Description of the task> Reproduce the records below in full and word for word, excluding pictures.
>>
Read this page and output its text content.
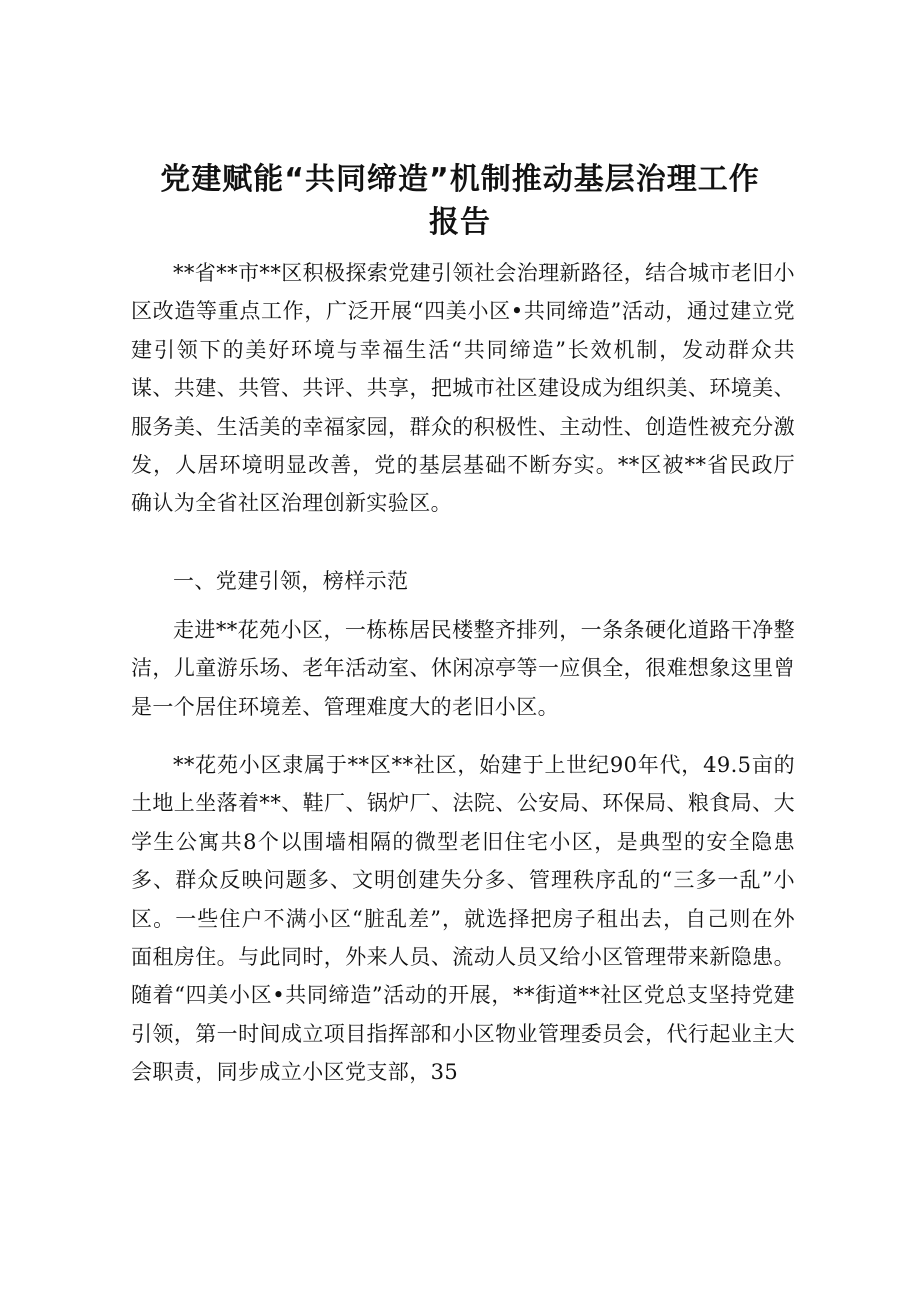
党建赋能“共同缔造”机制推动基层治理工作
报告

**省**市**区积极探索党建引领社会治理新路径，结合城市老旧小区改造等重点工作，广泛开展“四美小区•共同缔造”活动，通过建立党建引领下的美好环境与幸福生活“共同缔造”长效机制，发动群众共谋、共建、共管、共评、共享，把城市社区建设成为组织美、环境美、服务美、生活美的幸福家园，群众的积极性、主动性、创造性被充分激发，人居环境明显改善，党的基层基础不断夯实。**区被**省民政厅确认为全省社区治理创新实验区。

一、党建引领，榜样示范

走进**花苑小区，一栋栋居民楼整齐排列，一条条硬化道路干净整洁，儿童游乐场、老年活动室、休闲凉亭等一应俱全，很难想象这里曾是一个居住环境差、管理难度大的老旧小区。

**花苑小区隶属于**区**社区，始建于上世纪90年代，49.5亩的土地上坐落着**、鞋厂、锅炉厂、法院、公安局、环保局、粮食局、大学生公寓共8个以围墙相隔的微型老旧住宅小区，是典型的安全隐患多、群众反映问题多、文明创建失分多、管理秩序乱的“三多一乱”小区。一些住户不满小区“脏乱差”，就选择把房子租出去，自己则在外面租房住。与此同时，外来人员、流动人员又给小区管理带来新隐患。随着“四美小区•共同缔造”活动的开展，**街道**社区党总支坚持党建引领，第一时间成立项目指挥部和小区物业管理委员会，代行起业主大会职责，同步成立小区党支部，35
<<
Task answer>
Read this page and output its text content.
党建赋能“共同缔造”机制推动基层治理工作
报告

**省**市**区积极探索党建引领社会治理新路径，结合城市老旧小区改造等重点工作，广泛开展“四美小区•共同缔造”活动，通过建立党建引领下的美好环境与幸福生活“共同缔造”长效机制，发动群众共谋、共建、共管、共评、共享，把城市社区建设成为组织美、环境美、服务美、生活美的幸福家园，群众的积极性、主动性、创造性被充分激发，人居环境明显改善，党的基层基础不断夯实。**区被**省民政厅确认为全省社区治理创新实验区。

一、党建引领，榜样示范

走进**花苑小区，一栋栋居民楼整齐排列，一条条硬化道路干净整洁，儿童游乐场、老年活动室、休闲凉亭等一应俱全，很难想象这里曾是一个居住环境差、管理难度大的老旧小区。

**花苑小区隶属于**区**社区，始建于上世纪90年代，49.5亩的土地上坐落着**、鞋厂、锅炉厂、法院、公安局、环保局、粮食局、大学生公寓共8个以围墙相隔的微型老旧住宅小区，是典型的安全隐患多、群众反映问题多、文明创建失分多、管理秩序乱的“三多一乱”小区。一些住户不满小区“脏乱差”，就选择把房子租出去，自己则在外面租房住。与此同时，外来人员、流动人员又给小区管理带来新隐患。随着“四美小区•共同缔造”活动的开展，**街道**社区党总支坚持党建引领，第一时间成立项目指挥部和小区物业管理委员会，代行起业主大会职责，同步成立小区党支部，35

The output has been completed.